WRITTEN INSTRUCTION ▸ Gather all lines with "Christian" from the records.

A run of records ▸
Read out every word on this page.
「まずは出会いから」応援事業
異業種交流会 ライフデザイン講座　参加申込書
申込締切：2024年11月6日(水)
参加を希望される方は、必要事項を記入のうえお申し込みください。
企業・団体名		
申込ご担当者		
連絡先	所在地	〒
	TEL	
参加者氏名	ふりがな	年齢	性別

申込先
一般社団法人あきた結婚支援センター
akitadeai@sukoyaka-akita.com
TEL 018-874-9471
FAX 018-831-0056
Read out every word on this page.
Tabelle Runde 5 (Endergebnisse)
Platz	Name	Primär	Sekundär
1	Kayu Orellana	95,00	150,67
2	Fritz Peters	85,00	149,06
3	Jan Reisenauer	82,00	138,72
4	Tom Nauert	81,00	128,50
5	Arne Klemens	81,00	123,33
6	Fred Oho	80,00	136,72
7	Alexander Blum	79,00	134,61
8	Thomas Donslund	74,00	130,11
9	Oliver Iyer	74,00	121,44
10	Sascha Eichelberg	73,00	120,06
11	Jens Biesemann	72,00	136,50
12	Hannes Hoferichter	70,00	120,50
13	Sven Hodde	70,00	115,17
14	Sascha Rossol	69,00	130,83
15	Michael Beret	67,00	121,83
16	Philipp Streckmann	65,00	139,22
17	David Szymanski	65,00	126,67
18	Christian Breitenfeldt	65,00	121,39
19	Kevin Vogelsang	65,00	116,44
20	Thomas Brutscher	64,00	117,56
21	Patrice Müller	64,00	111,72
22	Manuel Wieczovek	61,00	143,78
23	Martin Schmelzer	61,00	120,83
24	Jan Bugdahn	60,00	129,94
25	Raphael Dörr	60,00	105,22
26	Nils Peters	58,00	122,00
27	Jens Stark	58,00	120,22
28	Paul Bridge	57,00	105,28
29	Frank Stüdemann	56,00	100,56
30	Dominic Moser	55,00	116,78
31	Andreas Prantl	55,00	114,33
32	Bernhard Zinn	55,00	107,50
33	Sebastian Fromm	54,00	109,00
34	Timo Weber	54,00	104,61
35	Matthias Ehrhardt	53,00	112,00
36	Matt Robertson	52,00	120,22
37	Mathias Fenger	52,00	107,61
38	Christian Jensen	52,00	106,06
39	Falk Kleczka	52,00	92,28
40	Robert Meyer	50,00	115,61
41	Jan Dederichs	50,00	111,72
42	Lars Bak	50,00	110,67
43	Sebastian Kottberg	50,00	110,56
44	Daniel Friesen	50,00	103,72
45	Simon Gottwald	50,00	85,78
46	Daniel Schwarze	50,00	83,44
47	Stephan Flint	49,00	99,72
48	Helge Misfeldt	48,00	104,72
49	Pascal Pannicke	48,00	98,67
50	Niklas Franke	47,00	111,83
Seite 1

RESULT ▸
18	Christian Breitenfeldt	65,00	121,39
38	Christian Jensen	52,00	106,06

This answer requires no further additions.